● **Selected passage**:
- - -
Specialist visits are subject to a $50 copay and also must meet the policy deductible of $5,750. Hospital visits have a $250 per stay charge plus applicable deductibles and copays.
Silver $10 Copay - Another POS plan that features a very low $10 copay on office visits but no deductible on specialist visits. Since the cost of a specialist can easily be more than $150, this is a major money-saver. The deductible of $3,750 is also very reasonable.
Cost-sharing applies (to all Silver-tier plans), so depending upon household income, deductible and out-of-pocket expenses can drastically reduce.
Gold $5 Copay - "Cadillac" of Ohio Marketplace policies. $5 and $40 copays on primary-care-physician and specialist visits. Add a low $1,400 deductible and you have a very attractive option if you're willing to spend a few extra dollars. Maximum out-of-pocket maximum is $5,000.
- - -
● **Supplied information**:
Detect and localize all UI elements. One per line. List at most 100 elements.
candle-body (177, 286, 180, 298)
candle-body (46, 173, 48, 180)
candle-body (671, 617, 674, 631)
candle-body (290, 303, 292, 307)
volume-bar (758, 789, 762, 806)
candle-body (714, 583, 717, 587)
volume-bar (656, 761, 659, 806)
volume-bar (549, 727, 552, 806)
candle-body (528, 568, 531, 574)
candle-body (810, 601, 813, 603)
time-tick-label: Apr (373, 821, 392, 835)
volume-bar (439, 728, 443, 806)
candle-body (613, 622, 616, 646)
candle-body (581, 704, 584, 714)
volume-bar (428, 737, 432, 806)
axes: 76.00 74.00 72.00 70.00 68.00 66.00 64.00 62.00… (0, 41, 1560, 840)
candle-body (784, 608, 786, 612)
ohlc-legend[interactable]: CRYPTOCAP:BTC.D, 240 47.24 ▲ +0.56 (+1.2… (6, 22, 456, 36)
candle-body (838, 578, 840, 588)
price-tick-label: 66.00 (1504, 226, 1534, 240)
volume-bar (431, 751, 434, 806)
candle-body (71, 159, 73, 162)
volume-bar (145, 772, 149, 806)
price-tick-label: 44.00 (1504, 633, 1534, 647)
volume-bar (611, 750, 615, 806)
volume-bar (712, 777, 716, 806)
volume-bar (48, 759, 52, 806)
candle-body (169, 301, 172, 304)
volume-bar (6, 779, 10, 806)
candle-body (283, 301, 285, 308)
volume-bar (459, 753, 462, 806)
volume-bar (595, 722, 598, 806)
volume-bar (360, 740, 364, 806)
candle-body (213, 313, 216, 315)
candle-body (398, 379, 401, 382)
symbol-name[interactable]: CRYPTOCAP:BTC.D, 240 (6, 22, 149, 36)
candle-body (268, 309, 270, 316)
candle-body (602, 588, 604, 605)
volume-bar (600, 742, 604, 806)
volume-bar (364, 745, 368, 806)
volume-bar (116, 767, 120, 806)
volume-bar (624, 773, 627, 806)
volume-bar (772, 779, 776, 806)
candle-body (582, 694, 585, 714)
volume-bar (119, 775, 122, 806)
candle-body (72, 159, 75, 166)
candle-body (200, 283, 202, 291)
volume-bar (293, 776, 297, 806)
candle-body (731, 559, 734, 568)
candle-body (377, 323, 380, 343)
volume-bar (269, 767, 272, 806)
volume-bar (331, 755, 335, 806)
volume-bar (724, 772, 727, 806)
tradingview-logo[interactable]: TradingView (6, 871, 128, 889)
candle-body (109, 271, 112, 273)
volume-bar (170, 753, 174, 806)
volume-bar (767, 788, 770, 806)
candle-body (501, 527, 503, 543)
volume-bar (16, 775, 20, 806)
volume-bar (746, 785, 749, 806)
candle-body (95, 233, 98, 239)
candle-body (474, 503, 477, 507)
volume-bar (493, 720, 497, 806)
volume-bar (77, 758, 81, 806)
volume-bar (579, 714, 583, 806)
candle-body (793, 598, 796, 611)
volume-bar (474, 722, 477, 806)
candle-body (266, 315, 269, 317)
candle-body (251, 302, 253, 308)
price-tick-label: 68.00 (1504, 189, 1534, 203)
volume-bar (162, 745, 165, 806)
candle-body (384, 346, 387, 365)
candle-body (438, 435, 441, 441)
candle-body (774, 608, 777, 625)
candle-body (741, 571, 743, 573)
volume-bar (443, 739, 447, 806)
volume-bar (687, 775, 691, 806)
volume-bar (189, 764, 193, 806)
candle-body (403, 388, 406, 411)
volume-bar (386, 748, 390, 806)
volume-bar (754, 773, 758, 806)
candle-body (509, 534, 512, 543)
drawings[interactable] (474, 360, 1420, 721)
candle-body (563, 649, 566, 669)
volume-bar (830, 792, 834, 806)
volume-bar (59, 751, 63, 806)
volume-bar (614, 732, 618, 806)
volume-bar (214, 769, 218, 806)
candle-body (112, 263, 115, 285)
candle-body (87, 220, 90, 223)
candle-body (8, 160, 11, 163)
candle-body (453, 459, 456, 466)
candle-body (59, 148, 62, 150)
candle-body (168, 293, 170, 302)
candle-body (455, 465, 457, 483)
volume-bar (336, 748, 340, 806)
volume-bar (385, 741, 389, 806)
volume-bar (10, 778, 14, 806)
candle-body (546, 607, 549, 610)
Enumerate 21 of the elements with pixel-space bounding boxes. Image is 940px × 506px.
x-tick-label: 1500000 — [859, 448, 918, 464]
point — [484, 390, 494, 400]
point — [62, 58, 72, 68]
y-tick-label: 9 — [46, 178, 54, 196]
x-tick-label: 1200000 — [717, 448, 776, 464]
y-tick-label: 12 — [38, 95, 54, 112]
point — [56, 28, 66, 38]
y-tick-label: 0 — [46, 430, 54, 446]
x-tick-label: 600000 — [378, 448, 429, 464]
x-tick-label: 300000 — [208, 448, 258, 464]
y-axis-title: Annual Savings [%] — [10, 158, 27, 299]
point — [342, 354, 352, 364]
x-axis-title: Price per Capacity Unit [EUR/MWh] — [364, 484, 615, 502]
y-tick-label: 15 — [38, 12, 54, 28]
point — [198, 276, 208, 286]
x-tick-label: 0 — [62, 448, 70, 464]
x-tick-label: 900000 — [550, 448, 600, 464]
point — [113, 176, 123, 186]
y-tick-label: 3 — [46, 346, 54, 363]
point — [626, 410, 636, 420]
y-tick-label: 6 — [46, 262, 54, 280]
- - -
● **Directions**:
**A)** Duplicate the stretch of the plan summary from "Silver $10 Copay" through "maximum is $5,000.".
**B)** Based on the plan summary, say yes or no to each statement below and quote the words that decide it: (i) The Silver $10 Copay plan has no deductible on specialist visits. (ii) The Gold $5 Copay plan has a $3,750 deductible. (iii) Hospital visits carry a $250 charge per stay.
None of the entries have anything to do with the plan summary.

● **Outputs for the tasks**:
**A)**
Silver $10 Copay - Another POS plan that features a very low $10 copay on office visits but no deductible on specialist visits. Since the cost of a specialist can easily be more than $150, this is a major money-saver. The deductible of $3,750 is also very reasonable.
Cost-sharing applies (to all Silver-tier plans), so depending upon household income, deductible and out-of-pocket expenses can drastically reduce.
Gold $5 Copay - "Cadillac" of Ohio Marketplace policies. $5 and $40 copays on primary-care-physician and specialist visits. Add a low $1,400 deductible and you have a very attractive option if you're willing to spend a few extra dollars. Maximum out-of-pocket maximum is $5,000.

**B)**
(i) Yes: "no deductible on specialist visits."
(ii) No: "Add a low $1,400 deductible."
(iii) Yes: "Hospital visits have a $250 per stay charge."